Where a line of the material contains the string "Grammar", copy that line.

★ ★ ★ ★ ★ ★ ★

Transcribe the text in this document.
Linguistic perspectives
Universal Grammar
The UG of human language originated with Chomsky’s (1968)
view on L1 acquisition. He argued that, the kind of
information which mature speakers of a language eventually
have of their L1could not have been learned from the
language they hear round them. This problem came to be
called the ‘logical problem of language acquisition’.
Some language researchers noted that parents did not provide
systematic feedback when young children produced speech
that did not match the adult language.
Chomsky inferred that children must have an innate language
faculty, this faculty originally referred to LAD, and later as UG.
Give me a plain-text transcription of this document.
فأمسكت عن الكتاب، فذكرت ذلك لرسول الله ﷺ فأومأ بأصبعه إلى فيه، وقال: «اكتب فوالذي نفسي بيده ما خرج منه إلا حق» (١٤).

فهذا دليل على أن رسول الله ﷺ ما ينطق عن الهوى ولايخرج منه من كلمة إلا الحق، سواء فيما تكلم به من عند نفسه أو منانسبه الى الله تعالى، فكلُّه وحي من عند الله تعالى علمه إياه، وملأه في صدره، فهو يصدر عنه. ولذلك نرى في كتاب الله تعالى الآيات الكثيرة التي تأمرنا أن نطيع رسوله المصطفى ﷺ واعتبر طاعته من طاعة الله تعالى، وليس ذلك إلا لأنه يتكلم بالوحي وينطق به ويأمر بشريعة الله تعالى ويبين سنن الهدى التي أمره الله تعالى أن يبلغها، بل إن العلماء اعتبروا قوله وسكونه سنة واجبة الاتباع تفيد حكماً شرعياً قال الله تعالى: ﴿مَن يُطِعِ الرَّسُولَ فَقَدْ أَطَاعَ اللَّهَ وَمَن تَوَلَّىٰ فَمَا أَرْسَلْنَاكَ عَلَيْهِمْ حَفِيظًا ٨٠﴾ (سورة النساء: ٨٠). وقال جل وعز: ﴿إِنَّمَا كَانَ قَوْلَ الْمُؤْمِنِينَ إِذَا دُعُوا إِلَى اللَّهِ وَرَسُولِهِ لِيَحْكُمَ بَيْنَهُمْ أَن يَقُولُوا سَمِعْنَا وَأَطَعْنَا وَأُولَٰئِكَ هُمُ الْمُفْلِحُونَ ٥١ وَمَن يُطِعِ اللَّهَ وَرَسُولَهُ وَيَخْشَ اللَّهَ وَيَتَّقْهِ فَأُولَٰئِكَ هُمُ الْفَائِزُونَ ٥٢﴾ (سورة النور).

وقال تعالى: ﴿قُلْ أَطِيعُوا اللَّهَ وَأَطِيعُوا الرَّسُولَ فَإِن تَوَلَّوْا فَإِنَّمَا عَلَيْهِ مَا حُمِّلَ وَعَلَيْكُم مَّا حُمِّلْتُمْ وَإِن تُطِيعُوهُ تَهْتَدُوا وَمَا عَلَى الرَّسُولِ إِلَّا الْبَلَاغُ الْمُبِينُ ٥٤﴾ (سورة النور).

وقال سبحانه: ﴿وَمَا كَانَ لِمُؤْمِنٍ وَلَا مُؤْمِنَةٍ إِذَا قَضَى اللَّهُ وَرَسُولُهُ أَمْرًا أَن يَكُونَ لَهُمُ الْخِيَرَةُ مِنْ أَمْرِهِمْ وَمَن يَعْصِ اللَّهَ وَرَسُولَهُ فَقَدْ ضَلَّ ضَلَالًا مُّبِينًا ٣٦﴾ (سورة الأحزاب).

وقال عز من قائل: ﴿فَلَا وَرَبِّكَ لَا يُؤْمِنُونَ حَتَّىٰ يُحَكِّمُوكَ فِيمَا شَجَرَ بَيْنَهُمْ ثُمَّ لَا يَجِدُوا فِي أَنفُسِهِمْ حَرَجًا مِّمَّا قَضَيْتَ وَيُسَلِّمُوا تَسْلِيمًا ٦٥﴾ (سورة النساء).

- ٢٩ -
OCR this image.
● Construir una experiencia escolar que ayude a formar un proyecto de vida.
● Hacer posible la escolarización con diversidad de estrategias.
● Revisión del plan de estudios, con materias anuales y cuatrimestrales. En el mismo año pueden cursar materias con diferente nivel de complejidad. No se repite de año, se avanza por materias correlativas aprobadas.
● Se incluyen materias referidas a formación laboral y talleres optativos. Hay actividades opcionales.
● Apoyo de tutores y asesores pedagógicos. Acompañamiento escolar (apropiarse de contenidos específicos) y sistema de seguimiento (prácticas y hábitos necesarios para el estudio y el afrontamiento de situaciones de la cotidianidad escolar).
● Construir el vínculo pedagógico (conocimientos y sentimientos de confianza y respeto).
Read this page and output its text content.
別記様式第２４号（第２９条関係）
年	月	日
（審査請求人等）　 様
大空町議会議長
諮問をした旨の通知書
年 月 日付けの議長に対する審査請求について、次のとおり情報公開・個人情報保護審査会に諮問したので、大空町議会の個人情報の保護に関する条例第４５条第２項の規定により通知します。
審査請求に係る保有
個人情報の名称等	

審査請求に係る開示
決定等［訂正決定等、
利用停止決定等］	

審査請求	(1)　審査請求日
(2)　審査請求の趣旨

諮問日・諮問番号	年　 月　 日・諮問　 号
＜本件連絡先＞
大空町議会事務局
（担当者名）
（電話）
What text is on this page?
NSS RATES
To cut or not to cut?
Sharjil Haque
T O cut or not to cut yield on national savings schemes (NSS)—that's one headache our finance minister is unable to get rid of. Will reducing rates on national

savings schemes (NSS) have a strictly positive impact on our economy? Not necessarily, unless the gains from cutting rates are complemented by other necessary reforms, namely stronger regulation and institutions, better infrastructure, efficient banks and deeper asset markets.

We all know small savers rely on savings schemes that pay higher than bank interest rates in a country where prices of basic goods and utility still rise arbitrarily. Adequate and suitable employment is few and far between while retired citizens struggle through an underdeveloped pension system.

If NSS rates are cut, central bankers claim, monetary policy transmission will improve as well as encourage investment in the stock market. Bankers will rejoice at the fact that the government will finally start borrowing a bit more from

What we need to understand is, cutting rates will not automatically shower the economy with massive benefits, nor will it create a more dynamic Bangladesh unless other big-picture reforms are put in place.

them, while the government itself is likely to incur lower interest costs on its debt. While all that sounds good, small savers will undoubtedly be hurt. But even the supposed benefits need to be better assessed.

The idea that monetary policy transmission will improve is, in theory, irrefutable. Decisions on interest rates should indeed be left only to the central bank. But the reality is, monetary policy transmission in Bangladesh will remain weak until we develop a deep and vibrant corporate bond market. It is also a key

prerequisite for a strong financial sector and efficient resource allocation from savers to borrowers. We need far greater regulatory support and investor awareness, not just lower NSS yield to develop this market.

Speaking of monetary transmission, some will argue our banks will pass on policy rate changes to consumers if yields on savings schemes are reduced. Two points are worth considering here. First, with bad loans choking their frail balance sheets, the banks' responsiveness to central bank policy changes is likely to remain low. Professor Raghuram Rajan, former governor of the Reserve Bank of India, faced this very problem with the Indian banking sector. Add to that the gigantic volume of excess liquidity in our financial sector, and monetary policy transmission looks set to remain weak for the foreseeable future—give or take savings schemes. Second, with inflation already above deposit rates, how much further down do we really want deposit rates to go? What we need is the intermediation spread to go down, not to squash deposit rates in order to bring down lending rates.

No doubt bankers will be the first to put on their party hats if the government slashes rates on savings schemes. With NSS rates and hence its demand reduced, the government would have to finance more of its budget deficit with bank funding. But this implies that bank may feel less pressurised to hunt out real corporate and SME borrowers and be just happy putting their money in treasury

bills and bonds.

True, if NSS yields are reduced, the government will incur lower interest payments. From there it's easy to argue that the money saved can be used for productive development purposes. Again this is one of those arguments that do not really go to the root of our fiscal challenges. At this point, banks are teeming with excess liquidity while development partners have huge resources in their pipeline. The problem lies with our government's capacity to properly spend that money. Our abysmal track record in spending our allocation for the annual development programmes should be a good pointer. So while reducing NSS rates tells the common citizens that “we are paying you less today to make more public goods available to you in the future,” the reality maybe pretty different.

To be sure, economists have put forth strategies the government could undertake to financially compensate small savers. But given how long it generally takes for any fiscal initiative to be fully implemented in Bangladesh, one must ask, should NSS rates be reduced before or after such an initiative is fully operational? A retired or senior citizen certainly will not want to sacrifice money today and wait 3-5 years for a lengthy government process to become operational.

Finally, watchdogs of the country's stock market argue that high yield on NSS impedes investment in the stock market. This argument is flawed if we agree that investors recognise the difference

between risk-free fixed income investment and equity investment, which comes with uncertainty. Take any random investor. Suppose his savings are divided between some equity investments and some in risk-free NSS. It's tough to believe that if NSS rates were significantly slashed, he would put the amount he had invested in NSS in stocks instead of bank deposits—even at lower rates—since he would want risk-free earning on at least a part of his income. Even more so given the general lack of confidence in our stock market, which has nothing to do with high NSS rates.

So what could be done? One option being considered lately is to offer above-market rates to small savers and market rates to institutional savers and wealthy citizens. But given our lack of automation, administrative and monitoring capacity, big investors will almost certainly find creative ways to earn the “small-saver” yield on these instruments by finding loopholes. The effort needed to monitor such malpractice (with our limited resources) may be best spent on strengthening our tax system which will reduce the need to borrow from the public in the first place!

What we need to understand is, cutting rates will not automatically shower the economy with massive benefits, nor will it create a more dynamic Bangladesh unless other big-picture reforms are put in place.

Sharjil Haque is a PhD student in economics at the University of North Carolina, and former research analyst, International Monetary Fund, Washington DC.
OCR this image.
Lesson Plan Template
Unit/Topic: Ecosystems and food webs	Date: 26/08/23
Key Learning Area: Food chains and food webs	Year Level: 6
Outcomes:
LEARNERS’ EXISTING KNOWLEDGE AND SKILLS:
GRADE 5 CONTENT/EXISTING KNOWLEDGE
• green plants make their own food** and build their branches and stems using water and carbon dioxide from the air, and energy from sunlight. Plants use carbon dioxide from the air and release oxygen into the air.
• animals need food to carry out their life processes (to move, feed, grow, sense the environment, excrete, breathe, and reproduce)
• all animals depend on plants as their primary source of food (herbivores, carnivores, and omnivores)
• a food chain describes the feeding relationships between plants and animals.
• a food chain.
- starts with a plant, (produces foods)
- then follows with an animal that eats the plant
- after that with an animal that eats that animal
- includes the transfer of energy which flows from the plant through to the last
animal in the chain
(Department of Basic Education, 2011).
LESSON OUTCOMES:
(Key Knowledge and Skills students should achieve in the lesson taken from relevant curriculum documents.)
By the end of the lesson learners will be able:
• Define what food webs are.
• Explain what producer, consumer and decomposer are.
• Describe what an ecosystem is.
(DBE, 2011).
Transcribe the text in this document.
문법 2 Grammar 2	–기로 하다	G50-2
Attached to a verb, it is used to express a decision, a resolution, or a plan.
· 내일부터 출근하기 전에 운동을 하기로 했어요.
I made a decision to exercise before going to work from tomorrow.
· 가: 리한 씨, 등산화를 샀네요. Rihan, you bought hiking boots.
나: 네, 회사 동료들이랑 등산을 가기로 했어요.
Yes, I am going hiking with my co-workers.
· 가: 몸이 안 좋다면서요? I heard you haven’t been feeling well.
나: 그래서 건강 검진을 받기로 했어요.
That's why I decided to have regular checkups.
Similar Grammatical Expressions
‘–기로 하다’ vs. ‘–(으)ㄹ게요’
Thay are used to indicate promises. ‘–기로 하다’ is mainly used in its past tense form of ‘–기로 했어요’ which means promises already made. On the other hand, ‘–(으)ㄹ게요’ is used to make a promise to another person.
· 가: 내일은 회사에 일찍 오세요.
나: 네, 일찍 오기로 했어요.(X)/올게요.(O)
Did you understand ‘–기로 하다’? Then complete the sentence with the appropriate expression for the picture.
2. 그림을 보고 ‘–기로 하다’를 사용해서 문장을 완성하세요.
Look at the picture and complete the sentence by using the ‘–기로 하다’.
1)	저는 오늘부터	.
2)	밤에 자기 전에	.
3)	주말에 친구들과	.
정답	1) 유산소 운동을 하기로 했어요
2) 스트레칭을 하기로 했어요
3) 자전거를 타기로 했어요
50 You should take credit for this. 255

★ ★ ★ ★ ★ ★ ★

_RESULT OF THIS EXERCISE:_
Universal Grammar
문법 2 Grammar 2	–기로 하다	G50-2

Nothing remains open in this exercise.